**Set task:** Search the data below for the string "Plano". Extract every line that contains it.

** begin Records to use **

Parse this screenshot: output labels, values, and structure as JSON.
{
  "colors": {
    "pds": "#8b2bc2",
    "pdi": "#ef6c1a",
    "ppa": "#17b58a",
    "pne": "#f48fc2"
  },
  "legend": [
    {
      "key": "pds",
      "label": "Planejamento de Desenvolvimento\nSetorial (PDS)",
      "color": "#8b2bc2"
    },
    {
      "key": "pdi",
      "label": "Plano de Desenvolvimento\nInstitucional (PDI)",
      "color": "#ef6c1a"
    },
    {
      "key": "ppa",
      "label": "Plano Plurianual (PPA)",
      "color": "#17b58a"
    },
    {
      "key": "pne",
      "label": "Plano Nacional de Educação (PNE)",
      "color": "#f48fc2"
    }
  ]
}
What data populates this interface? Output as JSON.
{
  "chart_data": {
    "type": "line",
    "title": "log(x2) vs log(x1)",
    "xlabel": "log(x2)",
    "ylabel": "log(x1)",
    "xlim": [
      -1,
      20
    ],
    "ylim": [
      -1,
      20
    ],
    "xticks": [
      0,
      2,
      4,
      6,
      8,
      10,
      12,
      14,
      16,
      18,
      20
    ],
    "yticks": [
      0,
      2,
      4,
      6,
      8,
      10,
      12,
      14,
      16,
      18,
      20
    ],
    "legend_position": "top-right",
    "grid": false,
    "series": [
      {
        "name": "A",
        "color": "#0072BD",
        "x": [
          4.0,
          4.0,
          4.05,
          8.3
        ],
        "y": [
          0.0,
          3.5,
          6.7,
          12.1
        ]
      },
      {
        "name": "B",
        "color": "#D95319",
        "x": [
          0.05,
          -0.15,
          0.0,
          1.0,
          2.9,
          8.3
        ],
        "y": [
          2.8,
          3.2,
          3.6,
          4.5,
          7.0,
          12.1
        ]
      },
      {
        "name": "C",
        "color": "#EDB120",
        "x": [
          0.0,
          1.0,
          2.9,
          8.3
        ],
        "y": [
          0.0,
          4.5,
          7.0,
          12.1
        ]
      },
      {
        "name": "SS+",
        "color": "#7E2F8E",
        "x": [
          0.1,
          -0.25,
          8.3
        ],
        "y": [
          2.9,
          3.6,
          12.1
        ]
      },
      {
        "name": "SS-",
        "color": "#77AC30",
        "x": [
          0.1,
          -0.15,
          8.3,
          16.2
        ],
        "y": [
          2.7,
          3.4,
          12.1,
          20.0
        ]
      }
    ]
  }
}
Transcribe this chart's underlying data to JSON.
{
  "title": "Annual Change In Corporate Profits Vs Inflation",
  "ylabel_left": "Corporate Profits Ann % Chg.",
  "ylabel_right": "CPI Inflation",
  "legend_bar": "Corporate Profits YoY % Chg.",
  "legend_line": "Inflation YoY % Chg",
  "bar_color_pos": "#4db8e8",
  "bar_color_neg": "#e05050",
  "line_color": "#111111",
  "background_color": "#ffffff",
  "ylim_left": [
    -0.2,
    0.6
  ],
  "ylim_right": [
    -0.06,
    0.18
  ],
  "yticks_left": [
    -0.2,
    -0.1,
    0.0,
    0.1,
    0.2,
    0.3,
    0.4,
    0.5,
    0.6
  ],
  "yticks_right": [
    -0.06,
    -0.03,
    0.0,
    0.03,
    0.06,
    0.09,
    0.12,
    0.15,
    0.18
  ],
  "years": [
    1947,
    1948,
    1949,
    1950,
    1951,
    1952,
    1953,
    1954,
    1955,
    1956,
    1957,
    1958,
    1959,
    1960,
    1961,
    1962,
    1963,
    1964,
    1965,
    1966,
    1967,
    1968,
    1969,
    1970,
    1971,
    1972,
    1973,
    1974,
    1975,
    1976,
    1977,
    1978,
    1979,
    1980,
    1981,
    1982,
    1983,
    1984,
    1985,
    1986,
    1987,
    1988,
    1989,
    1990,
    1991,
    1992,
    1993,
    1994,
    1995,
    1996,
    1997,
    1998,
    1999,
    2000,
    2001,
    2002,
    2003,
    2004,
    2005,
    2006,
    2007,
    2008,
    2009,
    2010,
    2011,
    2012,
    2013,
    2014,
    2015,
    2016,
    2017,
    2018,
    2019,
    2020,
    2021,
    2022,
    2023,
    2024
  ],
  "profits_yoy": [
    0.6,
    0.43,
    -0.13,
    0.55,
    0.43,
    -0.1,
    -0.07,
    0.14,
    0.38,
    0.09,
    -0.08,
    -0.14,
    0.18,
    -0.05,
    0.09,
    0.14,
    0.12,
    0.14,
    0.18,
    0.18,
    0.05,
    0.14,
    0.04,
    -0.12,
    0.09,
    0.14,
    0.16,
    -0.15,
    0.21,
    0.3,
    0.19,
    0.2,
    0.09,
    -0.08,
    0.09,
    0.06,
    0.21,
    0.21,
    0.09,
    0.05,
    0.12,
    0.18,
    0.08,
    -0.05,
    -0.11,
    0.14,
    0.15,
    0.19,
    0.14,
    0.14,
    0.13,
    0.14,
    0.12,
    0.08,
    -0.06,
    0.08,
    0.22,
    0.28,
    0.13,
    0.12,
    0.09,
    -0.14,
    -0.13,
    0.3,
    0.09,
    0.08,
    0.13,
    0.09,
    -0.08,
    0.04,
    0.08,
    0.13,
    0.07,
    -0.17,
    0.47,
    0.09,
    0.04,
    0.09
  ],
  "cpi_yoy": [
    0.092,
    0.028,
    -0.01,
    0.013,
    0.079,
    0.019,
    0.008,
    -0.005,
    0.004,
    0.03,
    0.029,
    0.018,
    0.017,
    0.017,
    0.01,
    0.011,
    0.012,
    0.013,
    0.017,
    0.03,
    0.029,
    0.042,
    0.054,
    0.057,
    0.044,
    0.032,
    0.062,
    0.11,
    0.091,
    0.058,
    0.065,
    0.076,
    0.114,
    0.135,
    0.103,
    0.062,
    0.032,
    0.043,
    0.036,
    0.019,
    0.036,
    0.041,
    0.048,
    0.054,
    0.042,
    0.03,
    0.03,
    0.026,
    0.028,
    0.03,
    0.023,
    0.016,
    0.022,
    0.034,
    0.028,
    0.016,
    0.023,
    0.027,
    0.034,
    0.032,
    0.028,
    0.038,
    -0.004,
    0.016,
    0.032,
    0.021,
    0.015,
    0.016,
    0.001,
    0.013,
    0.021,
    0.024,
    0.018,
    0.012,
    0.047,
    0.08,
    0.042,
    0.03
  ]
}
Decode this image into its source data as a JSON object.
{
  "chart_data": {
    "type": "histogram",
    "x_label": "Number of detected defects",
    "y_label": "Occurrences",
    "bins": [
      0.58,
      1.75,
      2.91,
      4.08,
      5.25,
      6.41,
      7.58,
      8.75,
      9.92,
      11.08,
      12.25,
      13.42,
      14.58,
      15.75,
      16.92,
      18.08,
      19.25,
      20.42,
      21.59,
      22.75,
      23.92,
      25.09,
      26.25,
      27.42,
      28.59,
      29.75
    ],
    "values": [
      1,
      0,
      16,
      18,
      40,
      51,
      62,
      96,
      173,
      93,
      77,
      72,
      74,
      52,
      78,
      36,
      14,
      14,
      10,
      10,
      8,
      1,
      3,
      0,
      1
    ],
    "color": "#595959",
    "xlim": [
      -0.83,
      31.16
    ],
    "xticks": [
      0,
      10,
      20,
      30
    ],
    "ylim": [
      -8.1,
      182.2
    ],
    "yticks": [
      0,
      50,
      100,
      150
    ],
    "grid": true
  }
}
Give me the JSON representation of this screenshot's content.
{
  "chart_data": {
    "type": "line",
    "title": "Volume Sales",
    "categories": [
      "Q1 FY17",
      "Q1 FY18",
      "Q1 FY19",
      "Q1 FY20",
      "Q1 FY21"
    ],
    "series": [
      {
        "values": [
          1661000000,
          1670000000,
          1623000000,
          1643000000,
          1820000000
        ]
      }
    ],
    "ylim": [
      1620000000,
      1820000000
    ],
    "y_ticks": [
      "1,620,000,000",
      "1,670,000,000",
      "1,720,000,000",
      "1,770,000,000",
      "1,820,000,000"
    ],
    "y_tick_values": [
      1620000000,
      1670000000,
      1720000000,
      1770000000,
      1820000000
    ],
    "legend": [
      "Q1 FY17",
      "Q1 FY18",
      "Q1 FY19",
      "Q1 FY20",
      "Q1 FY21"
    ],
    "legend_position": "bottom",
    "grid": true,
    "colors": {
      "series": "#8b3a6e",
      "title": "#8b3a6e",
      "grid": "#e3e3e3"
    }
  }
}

** end Records to use **

**Answer to the exercise:**
      "label": "Plano de Desenvolvimento\nInstitucional (PDI)",
      "label": "Plano Plurianual (PPA)",
      "label": "Plano Nacional de Educação (PNE)",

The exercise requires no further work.